--- start ---

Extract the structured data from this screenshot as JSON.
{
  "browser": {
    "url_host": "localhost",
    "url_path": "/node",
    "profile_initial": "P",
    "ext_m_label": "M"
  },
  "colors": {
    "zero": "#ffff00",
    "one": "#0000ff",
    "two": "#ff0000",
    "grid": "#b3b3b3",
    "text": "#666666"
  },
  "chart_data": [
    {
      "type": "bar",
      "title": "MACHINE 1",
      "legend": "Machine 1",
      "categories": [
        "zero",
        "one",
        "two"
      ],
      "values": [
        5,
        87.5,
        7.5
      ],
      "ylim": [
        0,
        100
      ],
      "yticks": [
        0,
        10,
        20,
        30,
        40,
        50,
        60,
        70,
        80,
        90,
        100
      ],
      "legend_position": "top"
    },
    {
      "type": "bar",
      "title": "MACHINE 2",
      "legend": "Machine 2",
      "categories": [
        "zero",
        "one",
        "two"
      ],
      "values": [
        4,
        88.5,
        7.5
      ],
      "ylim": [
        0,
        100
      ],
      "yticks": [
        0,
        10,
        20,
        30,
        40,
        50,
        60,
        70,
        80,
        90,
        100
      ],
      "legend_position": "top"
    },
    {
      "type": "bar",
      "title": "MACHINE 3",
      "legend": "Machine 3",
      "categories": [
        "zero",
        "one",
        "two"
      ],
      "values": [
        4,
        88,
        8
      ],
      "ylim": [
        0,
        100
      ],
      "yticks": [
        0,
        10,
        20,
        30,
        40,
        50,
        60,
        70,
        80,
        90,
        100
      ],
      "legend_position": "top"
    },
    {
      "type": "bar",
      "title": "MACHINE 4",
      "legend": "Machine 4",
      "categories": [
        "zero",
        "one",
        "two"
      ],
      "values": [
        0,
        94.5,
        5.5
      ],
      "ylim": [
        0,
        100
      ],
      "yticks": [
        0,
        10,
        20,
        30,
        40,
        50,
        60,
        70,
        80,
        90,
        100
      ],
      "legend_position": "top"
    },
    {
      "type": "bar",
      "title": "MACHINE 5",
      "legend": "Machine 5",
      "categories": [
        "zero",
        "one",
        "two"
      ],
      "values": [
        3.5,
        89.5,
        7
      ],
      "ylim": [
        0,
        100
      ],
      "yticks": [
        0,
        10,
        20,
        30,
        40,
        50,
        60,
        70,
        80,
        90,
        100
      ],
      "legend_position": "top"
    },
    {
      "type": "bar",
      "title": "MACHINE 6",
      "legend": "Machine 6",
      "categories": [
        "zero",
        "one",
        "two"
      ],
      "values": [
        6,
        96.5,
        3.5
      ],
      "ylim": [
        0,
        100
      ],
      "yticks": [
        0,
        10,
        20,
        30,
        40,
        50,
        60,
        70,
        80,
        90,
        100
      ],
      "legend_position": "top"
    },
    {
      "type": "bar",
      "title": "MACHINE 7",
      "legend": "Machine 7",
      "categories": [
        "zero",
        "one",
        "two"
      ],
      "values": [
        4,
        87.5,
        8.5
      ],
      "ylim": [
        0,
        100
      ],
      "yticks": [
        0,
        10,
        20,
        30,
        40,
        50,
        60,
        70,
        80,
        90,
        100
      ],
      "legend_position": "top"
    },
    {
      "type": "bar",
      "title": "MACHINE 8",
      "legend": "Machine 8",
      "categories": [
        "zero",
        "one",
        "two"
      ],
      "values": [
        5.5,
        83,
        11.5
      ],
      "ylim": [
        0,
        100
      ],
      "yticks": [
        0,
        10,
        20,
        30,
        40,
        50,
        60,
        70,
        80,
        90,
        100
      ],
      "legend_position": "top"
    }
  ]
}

--- end ---

→ **Exercise goal**
Copy the data above exactly. Every line must be included.

→ **The reply**
Extract the structured data from this screenshot as JSON.
{
  "browser": {
    "url_host": "localhost",
    "url_path": "/node",
    "profile_initial": "P",
    "ext_m_label": "M"
  },
  "colors": {
    "zero": "#ffff00",
    "one": "#0000ff",
    "two": "#ff0000",
    "grid": "#b3b3b3",
    "text": "#666666"
  },
  "chart_data": [
    {
      "type": "bar",
      "title": "MACHINE 1",
      "legend": "Machine 1",
      "categories": [
        "zero",
        "one",
        "two"
      ],
      "values": [
        5,
        87.5,
        7.5
      ],
      "ylim": [
        0,
        100
      ],
      "yticks": [
        0,
        10,
        20,
        30,
        40,
        50,
        60,
        70,
        80,
        90,
        100
      ],
      "legend_position": "top"
    },
    {
      "type": "bar",
      "title": "MACHINE 2",
      "legend": "Machine 2",
      "categories": [
        "zero",
        "one",
        "two"
      ],
      "values": [
        4,
        88.5,
        7.5
      ],
      "ylim": [
        0,
        100
      ],
      "yticks": [
        0,
        10,
        20,
        30,
        40,
        50,
        60,
        70,
        80,
        90,
        100
      ],
      "legend_position": "top"
    },
    {
      "type": "bar",
      "title": "MACHINE 3",
      "legend": "Machine 3",
      "categories": [
        "zero",
        "one",
        "two"
      ],
      "values": [
        4,
        88,
        8
      ],
      "ylim": [
        0,
        100
      ],
      "yticks": [
        0,
        10,
        20,
        30,
        40,
        50,
        60,
        70,
        80,
        90,
        100
      ],
      "legend_position": "top"
    },
    {
      "type": "bar",
      "title": "MACHINE 4",
      "legend": "Machine 4",
      "categories": [
        "zero",
        "one",
        "two"
      ],
      "values": [
        0,
        94.5,
        5.5
      ],
      "ylim": [
        0,
        100
      ],
      "yticks": [
        0,
        10,
        20,
        30,
        40,
        50,
        60,
        70,
        80,
        90,
        100
      ],
      "legend_position": "top"
    },
    {
      "type": "bar",
      "title": "MACHINE 5",
      "legend": "Machine 5",
      "categories": [
        "zero",
        "one",
        "two"
      ],
      "values": [
        3.5,
        89.5,
        7
      ],
      "ylim": [
        0,
        100
      ],
      "yticks": [
        0,
        10,
        20,
        30,
        40,
        50,
        60,
        70,
        80,
        90,
        100
      ],
      "legend_position": "top"
    },
    {
      "type": "bar",
      "title": "MACHINE 6",
      "legend": "Machine 6",
      "categories": [
        "zero",
        "one",
        "two"
      ],
      "values": [
        6,
        96.5,
        3.5
      ],
      "ylim": [
        0,
        100
      ],
      "yticks": [
        0,
        10,
        20,
        30,
        40,
        50,
        60,
        70,
        80,
        90,
        100
      ],
      "legend_position": "top"
    },
    {
      "type": "bar",
      "title": "MACHINE 7",
      "legend": "Machine 7",
      "categories": [
        "zero",
        "one",
        "two"
      ],
      "values": [
        4,
        87.5,
        8.5
      ],
      "ylim": [
        0,
        100
      ],
      "yticks": [
        0,
        10,
        20,
        30,
        40,
        50,
        60,
        70,
        80,
        90,
        100
      ],
      "legend_position": "top"
    },
    {
      "type": "bar",
      "title": "MACHINE 8",
      "legend": "Machine 8",
      "categories": [
        "zero",
        "one",
        "two"
      ],
      "values": [
        5.5,
        83,
        11.5
      ],
      "ylim": [
        0,
        100
      ],
      "yticks": [
        0,
        10,
        20,
        30,
        40,
        50,
        60,
        70,
        80,
        90,
        100
      ],
      "legend_position": "top"
    }
  ]
}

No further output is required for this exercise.